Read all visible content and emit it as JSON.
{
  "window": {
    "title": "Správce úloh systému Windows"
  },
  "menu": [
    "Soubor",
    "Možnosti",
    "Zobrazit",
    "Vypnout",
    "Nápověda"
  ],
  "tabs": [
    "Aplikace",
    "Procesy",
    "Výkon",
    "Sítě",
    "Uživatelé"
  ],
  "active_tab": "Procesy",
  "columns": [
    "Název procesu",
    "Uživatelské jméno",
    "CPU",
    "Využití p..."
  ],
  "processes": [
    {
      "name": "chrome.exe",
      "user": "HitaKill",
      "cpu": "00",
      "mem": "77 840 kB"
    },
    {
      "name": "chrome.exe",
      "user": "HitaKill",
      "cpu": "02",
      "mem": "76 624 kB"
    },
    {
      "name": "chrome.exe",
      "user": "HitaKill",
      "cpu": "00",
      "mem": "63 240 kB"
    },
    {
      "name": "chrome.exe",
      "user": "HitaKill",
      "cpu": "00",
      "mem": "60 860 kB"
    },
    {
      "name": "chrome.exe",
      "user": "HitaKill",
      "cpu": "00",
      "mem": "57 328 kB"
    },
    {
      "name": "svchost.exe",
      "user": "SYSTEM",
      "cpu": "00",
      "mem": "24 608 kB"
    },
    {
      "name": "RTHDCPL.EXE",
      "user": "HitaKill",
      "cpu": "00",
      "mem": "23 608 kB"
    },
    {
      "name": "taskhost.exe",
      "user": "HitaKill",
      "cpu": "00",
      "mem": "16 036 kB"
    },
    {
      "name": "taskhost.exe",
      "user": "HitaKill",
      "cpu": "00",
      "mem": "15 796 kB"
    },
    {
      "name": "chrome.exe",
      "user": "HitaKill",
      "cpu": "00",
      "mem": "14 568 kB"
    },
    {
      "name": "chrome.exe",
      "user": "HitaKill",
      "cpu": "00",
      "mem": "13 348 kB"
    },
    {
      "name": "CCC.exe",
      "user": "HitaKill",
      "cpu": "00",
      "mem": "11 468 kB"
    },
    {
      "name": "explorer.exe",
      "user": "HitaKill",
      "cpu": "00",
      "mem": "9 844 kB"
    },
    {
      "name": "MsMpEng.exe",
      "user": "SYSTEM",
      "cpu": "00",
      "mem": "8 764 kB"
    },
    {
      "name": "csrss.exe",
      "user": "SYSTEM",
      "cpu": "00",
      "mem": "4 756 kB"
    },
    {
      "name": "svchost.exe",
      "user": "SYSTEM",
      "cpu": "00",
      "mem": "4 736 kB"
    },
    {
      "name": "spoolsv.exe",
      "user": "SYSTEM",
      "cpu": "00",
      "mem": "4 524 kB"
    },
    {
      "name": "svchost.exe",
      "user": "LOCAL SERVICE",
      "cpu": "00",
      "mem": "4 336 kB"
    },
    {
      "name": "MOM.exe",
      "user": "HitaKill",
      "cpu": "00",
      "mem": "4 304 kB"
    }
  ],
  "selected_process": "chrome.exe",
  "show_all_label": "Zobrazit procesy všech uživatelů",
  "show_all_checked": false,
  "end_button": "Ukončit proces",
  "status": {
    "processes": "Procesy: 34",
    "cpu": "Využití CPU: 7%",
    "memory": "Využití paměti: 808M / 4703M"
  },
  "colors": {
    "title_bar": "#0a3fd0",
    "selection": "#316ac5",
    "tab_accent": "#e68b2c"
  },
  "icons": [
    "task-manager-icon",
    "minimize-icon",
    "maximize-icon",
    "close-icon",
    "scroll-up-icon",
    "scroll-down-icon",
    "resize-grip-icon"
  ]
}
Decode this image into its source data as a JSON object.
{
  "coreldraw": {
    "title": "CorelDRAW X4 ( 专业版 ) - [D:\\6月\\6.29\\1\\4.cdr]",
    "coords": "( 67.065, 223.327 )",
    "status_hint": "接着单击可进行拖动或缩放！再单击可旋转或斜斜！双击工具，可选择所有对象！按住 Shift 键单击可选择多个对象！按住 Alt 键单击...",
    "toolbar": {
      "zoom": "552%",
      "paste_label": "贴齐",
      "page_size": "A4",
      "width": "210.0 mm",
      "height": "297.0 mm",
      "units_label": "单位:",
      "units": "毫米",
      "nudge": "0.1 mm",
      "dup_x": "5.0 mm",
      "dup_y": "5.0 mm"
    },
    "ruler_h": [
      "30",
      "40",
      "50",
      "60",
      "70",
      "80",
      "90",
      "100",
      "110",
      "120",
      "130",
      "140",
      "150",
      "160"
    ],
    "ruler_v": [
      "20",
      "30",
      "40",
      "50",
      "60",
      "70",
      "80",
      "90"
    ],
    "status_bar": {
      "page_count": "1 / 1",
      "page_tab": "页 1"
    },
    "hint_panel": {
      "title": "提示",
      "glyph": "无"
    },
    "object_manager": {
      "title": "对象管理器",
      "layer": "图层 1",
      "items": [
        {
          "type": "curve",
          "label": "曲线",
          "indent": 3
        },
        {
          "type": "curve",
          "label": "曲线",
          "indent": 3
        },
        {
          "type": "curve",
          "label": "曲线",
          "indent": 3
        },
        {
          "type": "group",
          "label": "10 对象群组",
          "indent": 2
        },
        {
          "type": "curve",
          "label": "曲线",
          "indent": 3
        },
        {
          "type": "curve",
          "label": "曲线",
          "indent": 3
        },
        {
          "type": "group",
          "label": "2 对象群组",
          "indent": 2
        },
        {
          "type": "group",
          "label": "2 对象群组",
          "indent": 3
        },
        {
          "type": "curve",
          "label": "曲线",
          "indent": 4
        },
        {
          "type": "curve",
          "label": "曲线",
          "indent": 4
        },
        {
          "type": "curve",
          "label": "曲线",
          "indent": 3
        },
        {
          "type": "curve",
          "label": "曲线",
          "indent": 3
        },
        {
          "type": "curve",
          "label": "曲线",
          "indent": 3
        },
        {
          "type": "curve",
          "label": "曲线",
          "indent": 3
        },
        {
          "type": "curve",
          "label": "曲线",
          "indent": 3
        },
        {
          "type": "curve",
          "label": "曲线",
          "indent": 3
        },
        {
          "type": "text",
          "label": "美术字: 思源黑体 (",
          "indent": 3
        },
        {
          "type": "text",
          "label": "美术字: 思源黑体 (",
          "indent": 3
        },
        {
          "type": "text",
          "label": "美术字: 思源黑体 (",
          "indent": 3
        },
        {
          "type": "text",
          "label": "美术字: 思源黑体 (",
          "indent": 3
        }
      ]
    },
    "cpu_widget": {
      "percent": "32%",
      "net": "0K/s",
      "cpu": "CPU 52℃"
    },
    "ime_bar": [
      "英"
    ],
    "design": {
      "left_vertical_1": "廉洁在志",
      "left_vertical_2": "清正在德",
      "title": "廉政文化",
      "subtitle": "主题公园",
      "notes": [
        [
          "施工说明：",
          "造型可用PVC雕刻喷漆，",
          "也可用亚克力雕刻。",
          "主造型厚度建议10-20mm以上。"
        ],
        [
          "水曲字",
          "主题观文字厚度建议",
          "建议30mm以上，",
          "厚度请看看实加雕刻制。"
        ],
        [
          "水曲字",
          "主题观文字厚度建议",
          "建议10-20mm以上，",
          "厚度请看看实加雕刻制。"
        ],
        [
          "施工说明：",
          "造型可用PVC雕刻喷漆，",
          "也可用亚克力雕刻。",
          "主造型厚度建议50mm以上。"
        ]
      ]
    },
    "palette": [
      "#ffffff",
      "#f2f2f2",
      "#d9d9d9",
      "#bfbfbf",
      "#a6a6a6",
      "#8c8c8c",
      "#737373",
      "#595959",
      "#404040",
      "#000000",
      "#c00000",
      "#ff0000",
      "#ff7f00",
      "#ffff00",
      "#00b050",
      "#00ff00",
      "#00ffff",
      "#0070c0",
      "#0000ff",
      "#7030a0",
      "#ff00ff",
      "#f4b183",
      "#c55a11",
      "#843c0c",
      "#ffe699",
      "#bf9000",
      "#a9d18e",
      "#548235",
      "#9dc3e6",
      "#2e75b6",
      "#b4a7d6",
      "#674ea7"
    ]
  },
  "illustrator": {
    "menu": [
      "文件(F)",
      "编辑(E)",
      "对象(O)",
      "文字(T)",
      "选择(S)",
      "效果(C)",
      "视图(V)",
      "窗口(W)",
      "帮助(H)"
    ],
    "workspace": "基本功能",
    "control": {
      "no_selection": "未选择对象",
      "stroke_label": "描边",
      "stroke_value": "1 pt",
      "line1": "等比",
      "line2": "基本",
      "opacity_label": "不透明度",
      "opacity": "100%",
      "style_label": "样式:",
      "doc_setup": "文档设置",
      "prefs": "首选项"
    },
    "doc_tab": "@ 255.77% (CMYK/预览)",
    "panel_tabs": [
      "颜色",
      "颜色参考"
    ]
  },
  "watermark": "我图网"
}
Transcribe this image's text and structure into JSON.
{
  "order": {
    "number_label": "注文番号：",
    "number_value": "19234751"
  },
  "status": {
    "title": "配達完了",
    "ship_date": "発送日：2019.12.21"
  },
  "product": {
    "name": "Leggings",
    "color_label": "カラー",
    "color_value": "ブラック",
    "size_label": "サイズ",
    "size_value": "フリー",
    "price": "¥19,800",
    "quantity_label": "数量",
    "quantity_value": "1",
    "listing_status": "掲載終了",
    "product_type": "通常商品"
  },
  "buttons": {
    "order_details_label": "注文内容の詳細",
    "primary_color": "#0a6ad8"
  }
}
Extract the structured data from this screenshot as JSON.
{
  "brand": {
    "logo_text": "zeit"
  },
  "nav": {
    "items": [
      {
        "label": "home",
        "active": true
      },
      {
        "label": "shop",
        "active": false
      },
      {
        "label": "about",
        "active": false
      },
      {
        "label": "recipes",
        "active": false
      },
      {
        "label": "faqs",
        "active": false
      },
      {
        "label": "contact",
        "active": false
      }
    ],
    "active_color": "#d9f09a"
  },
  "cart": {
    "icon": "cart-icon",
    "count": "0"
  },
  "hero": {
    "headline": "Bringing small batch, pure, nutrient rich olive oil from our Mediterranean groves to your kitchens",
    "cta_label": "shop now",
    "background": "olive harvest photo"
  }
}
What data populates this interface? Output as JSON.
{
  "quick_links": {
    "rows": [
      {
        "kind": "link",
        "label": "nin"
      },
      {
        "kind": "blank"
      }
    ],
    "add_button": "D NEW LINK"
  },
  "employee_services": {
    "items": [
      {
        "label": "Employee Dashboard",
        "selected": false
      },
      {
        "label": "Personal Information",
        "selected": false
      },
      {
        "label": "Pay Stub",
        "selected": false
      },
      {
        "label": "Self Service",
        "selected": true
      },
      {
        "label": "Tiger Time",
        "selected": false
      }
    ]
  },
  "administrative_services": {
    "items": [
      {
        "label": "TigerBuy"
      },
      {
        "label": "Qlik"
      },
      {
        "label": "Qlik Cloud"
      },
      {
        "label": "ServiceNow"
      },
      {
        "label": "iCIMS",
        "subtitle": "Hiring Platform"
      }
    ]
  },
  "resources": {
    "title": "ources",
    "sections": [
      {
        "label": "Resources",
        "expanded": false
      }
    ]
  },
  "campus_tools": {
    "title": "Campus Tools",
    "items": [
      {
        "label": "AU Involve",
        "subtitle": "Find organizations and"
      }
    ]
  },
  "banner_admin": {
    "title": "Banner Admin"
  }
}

◇ ◇ ◇ ◇

* _BRIEF_
State only the number of lines in these entries that contain "Využití".

* _TASK OUTPUT_
3